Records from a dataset

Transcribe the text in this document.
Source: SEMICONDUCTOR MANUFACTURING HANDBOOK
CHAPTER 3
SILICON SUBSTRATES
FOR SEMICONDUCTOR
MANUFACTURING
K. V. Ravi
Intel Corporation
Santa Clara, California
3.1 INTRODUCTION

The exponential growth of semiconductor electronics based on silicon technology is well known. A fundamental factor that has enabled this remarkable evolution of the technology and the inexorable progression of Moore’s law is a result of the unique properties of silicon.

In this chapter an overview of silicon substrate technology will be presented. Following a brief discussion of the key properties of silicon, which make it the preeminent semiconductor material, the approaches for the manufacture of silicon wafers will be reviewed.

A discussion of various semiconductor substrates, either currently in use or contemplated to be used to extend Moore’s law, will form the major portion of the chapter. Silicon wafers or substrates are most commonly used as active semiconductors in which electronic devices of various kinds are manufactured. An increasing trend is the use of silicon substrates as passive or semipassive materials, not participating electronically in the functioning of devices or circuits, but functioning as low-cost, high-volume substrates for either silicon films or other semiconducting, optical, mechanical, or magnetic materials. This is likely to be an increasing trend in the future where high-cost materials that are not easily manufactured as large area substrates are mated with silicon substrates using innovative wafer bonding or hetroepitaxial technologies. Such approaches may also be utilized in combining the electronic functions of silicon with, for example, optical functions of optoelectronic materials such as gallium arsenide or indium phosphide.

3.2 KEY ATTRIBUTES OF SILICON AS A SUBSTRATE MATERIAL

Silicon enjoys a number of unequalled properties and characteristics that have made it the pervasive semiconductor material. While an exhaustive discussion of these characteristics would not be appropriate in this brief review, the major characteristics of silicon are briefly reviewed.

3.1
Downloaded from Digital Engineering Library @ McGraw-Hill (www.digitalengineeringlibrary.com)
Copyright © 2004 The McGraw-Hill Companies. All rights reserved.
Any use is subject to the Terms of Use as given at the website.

- _STATED TASK_
Each line of the listing should be echoed back exactly.

- _ANSWER BELOW_
Transcribe the text in this document.
Source: SEMICONDUCTOR MANUFACTURING HANDBOOK
CHAPTER 3
SILICON SUBSTRATES
FOR SEMICONDUCTOR
MANUFACTURING
K. V. Ravi
Intel Corporation
Santa Clara, California
3.1 INTRODUCTION

The exponential growth of semiconductor electronics based on silicon technology is well known. A fundamental factor that has enabled this remarkable evolution of the technology and the inexorable progression of Moore’s law is a result of the unique properties of silicon.

In this chapter an overview of silicon substrate technology will be presented. Following a brief discussion of the key properties of silicon, which make it the preeminent semiconductor material, the approaches for the manufacture of silicon wafers will be reviewed.

A discussion of various semiconductor substrates, either currently in use or contemplated to be used to extend Moore’s law, will form the major portion of the chapter. Silicon wafers or substrates are most commonly used as active semiconductors in which electronic devices of various kinds are manufactured. An increasing trend is the use of silicon substrates as passive or semipassive materials, not participating electronically in the functioning of devices or circuits, but functioning as low-cost, high-volume substrates for either silicon films or other semiconducting, optical, mechanical, or magnetic materials. This is likely to be an increasing trend in the future where high-cost materials that are not easily manufactured as large area substrates are mated with silicon substrates using innovative wafer bonding or hetroepitaxial technologies. Such approaches may also be utilized in combining the electronic functions of silicon with, for example, optical functions of optoelectronic materials such as gallium arsenide or indium phosphide.

3.2 KEY ATTRIBUTES OF SILICON AS A SUBSTRATE MATERIAL

Silicon enjoys a number of unequalled properties and characteristics that have made it the pervasive semiconductor material. While an exhaustive discussion of these characteristics would not be appropriate in this brief review, the major characteristics of silicon are briefly reviewed.

3.1
Downloaded from Digital Engineering Library @ McGraw-Hill (www.digitalengineeringlibrary.com)
Copyright © 2004 The McGraw-Hill Companies. All rights reserved.
Any use is subject to the Terms of Use as given at the website.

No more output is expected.